*SUPPLIED RECORDS:*
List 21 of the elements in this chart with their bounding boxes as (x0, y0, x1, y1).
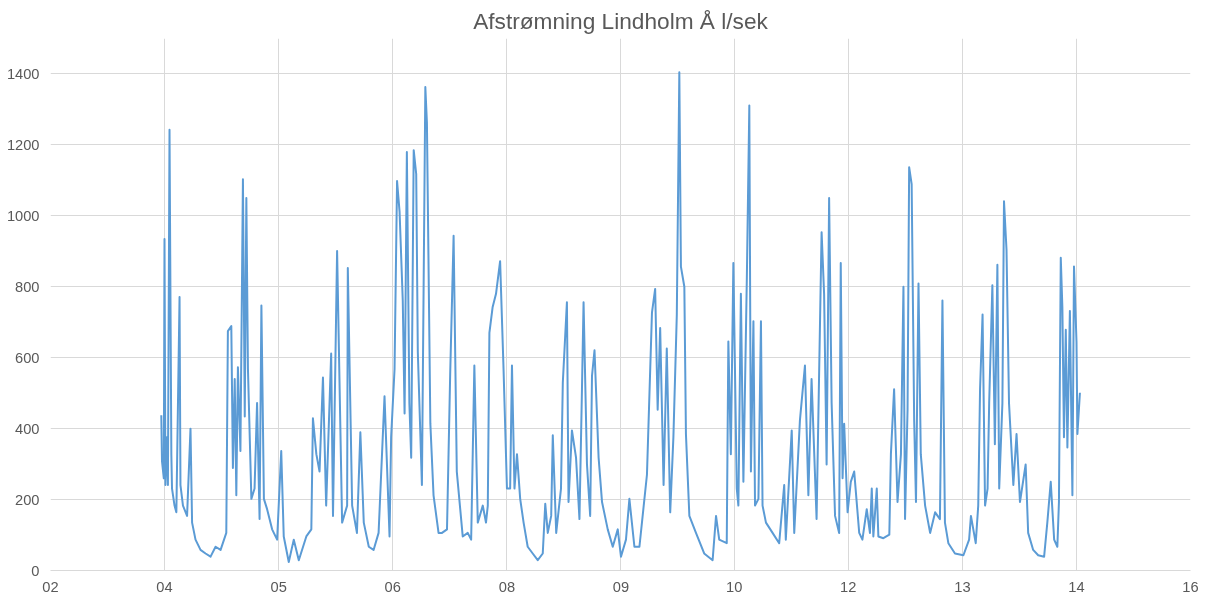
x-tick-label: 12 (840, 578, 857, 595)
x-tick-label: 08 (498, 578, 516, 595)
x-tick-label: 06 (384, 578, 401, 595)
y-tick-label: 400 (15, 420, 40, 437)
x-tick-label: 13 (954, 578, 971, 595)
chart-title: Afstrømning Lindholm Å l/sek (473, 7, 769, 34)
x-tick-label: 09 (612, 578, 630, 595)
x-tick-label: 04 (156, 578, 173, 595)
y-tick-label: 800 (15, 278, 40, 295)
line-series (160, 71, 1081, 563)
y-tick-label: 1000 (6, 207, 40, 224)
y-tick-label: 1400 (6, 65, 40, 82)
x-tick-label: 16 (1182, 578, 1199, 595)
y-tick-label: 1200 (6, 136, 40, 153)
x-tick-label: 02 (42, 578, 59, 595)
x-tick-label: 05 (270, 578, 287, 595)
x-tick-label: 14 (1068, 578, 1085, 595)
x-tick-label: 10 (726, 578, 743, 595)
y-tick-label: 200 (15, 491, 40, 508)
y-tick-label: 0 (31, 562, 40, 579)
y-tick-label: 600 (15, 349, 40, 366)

*INSTRUCTIONS FOR THE TASK:*
Rewrite the rows above with every "x-tick-label" changed to "x-axis-label" and nothing else altered, leaving out the pictures.

*PROBLEM SOLUTION:*
List 21 of the elements in this chart with their bounding boxes as (x0, y0, x1, y1).
x-axis-label: 12 (840, 578, 857, 595)
x-axis-label: 08 (498, 578, 516, 595)
x-axis-label: 06 (384, 578, 401, 595)
y-tick-label: 400 (15, 420, 40, 437)
x-axis-label: 13 (954, 578, 971, 595)
chart-title: Afstrømning Lindholm Å l/sek (473, 7, 769, 34)
x-axis-label: 09 (612, 578, 630, 595)
x-axis-label: 04 (156, 578, 173, 595)
y-tick-label: 800 (15, 278, 40, 295)
line-series (160, 71, 1081, 563)
y-tick-label: 1000 (6, 207, 40, 224)
y-tick-label: 1400 (6, 65, 40, 82)
x-axis-label: 16 (1182, 578, 1199, 595)
y-tick-label: 1200 (6, 136, 40, 153)
x-axis-label: 02 (42, 578, 59, 595)
x-axis-label: 05 (270, 578, 287, 595)
x-axis-label: 14 (1068, 578, 1085, 595)
x-axis-label: 10 (726, 578, 743, 595)
y-tick-label: 200 (15, 491, 40, 508)
y-tick-label: 0 (31, 562, 40, 579)
y-tick-label: 600 (15, 349, 40, 366)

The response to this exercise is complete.